Task:
What is the number of lines in these entries that include "true"? Write that number and no other text.

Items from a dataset
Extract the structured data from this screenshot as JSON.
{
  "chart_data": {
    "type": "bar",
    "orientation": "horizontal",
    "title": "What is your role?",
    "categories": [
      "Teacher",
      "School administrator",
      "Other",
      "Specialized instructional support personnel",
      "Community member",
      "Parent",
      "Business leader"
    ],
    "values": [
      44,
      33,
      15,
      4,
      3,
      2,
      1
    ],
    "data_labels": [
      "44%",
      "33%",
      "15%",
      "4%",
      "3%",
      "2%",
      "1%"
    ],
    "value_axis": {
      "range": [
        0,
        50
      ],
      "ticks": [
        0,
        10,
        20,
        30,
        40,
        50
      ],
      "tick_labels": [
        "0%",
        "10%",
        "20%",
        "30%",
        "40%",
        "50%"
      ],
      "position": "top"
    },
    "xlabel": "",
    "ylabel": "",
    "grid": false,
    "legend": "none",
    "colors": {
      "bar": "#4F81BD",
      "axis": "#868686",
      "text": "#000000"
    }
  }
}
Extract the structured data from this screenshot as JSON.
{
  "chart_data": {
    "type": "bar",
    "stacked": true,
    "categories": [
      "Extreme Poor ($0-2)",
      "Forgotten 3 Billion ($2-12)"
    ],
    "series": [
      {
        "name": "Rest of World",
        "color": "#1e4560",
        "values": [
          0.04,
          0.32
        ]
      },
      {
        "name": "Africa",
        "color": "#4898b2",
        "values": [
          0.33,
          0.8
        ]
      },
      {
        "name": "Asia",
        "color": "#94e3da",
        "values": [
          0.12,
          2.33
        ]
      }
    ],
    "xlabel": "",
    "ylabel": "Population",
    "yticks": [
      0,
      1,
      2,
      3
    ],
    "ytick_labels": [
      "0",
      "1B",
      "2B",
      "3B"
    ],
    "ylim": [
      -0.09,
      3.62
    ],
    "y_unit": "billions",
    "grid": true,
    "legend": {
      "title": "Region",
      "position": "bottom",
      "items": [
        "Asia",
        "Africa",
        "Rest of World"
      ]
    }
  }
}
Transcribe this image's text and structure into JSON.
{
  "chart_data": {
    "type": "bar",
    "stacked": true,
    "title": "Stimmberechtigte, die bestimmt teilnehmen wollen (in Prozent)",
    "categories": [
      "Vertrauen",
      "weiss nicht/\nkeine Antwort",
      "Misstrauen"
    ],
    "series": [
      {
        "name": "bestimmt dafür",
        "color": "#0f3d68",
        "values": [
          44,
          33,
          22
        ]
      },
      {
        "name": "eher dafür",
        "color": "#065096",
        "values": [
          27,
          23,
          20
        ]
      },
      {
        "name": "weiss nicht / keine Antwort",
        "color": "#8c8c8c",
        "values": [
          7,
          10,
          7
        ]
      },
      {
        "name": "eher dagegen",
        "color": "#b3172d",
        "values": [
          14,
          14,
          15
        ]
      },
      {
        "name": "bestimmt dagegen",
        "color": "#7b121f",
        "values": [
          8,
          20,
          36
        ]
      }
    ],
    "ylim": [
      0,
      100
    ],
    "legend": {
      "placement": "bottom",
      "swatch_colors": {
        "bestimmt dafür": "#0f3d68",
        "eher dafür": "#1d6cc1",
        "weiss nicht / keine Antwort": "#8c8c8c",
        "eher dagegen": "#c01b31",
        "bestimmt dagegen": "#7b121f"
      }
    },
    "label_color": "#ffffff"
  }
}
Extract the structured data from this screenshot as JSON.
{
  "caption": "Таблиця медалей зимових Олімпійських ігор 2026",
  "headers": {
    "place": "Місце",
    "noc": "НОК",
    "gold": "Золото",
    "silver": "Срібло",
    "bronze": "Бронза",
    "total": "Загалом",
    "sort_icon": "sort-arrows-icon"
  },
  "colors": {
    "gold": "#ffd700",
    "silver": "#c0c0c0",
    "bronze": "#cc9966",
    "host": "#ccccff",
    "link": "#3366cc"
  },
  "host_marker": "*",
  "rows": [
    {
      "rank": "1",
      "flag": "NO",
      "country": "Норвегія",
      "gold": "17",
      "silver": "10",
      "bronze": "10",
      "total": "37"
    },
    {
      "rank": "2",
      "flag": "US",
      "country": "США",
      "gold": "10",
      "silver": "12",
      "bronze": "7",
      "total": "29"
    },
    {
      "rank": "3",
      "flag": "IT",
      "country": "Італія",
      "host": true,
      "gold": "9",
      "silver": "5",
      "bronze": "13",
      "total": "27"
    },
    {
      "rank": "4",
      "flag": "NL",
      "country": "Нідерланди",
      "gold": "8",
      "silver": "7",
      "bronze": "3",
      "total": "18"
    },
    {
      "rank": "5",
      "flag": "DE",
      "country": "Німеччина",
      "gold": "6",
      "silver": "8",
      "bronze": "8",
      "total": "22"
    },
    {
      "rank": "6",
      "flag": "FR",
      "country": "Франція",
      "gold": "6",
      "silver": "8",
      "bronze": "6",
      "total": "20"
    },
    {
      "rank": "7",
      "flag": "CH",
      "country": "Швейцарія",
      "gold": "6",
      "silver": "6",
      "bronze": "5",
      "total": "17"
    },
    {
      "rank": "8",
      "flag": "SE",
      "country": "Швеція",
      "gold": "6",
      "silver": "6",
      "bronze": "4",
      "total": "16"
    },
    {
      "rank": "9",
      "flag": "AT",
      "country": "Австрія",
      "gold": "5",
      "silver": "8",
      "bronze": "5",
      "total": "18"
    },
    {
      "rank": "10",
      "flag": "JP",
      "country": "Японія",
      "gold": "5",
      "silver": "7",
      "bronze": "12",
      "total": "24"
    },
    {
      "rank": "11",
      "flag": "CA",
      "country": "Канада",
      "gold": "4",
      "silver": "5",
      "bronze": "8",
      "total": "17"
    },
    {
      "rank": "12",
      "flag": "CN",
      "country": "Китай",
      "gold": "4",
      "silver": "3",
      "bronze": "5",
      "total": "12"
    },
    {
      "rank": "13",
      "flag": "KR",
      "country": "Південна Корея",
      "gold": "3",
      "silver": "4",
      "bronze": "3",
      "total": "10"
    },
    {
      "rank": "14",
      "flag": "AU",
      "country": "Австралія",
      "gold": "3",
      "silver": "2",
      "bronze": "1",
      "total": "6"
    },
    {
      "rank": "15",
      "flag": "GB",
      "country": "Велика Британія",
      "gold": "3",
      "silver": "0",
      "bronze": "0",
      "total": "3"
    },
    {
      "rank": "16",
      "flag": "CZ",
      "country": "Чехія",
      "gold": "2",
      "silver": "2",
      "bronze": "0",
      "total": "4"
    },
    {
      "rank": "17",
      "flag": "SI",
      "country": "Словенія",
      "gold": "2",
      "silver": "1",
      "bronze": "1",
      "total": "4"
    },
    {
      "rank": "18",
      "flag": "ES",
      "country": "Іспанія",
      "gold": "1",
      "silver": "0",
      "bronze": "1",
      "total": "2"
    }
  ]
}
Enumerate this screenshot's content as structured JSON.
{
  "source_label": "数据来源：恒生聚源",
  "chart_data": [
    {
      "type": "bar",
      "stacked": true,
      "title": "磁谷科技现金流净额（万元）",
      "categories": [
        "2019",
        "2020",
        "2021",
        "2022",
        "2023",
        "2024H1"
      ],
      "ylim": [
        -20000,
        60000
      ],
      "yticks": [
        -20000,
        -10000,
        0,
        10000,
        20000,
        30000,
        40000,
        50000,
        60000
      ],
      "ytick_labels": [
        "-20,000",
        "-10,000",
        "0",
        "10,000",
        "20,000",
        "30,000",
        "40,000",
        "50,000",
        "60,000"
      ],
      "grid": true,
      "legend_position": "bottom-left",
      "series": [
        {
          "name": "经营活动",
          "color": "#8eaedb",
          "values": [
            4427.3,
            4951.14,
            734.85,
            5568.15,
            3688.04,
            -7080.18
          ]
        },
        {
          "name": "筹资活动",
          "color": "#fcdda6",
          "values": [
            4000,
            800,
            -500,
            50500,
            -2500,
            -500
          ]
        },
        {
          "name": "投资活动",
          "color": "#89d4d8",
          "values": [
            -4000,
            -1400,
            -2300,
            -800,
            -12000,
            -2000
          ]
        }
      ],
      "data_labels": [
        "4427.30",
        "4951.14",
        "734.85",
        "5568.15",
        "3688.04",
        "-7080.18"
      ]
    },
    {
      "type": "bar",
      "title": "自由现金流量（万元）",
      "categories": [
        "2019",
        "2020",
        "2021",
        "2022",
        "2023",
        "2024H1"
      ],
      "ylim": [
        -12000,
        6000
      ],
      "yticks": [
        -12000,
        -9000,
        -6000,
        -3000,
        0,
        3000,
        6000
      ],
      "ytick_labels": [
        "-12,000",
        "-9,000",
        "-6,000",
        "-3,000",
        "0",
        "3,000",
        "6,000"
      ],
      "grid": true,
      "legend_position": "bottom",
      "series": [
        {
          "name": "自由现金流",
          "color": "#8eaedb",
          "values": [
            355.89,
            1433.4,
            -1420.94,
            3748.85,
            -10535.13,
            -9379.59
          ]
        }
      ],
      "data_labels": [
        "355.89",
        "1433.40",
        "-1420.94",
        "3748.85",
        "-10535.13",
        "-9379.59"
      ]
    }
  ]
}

Exercise result:
7